Dataset records>
********
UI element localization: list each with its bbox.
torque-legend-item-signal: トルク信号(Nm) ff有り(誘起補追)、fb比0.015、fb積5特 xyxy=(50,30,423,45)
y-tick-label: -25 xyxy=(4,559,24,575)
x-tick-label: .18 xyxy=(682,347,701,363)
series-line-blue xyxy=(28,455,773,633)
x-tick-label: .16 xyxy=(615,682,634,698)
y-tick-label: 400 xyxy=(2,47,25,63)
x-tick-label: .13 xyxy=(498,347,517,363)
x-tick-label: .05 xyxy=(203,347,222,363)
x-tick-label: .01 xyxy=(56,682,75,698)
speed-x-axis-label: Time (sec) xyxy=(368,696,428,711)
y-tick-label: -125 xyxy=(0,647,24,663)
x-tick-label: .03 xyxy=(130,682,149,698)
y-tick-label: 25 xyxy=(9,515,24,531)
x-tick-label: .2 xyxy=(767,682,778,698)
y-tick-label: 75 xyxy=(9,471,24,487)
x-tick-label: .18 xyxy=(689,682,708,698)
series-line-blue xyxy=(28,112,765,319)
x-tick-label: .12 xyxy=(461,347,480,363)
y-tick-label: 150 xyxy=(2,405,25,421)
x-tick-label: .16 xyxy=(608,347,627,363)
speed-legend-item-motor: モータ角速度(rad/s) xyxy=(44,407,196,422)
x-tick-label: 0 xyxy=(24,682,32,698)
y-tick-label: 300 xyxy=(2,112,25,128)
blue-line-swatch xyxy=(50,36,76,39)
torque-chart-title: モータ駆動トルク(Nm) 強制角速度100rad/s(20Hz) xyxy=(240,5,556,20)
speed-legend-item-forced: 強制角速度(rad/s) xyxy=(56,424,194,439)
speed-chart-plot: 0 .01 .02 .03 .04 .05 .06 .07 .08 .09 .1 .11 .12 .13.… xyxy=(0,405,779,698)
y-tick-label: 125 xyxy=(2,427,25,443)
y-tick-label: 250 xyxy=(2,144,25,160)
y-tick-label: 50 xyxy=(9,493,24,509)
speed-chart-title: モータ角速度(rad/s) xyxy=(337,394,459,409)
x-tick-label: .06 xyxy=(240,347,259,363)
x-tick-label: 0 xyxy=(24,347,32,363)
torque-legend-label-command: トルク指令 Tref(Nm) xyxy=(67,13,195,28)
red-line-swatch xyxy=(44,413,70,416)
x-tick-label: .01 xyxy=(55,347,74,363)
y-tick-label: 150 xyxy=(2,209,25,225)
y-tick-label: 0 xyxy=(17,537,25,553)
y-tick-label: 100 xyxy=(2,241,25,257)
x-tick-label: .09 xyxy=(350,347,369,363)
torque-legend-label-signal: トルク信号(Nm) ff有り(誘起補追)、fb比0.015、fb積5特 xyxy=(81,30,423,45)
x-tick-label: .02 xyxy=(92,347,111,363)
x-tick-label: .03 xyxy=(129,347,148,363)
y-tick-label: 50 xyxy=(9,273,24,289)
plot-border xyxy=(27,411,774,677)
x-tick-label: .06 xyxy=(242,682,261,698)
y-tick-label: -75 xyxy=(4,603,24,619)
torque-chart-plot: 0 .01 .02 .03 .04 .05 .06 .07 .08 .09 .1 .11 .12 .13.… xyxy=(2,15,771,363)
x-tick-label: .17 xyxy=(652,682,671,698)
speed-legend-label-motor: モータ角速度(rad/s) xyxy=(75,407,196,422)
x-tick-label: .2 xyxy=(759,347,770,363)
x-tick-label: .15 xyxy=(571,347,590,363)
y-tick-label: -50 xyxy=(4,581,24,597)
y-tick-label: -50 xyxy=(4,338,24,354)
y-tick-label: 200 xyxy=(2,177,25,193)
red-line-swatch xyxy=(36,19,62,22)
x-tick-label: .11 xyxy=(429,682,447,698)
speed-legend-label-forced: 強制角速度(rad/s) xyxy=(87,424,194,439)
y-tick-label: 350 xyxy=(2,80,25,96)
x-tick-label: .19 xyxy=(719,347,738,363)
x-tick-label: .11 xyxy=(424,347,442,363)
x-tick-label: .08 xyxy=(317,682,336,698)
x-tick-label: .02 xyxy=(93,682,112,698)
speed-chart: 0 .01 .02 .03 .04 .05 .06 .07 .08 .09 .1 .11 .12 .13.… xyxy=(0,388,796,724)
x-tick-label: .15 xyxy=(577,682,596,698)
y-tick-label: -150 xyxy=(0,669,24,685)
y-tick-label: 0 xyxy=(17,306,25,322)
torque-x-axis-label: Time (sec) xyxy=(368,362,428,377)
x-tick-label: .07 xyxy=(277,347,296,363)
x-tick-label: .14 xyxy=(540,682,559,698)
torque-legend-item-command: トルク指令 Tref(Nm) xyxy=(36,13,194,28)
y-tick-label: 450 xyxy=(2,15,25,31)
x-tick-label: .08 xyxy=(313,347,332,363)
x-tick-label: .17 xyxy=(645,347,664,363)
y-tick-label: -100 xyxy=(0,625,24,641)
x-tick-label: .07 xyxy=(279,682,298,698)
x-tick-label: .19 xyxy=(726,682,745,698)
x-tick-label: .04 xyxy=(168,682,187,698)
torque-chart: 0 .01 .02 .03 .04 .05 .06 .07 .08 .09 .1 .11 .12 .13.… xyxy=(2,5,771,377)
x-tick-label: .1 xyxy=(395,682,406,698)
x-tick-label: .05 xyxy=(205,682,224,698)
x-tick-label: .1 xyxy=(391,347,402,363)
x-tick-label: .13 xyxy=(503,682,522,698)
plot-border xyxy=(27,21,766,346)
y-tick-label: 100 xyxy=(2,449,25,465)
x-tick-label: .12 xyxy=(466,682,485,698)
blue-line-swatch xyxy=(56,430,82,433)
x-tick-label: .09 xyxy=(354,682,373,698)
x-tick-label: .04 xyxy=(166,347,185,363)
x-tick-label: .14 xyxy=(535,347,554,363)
********
Exercise instructions> In the part of the listing that opens with its first line and closes with the line containing "series-line-blue xyxy=(28,455,773,633)", rename "y-tick-label" to "y-axis-tick" and reproduce those lines with nothing else altered.

Complete output>
UI element localization: list each with its bbox.
torque-legend-item-signal: トルク信号(Nm) ff有り(誘起補追)、fb比0.015、fb積5特 xyxy=(50,30,423,45)
y-axis-tick: -25 xyxy=(4,559,24,575)
x-tick-label: .18 xyxy=(682,347,701,363)
series-line-blue xyxy=(28,455,773,633)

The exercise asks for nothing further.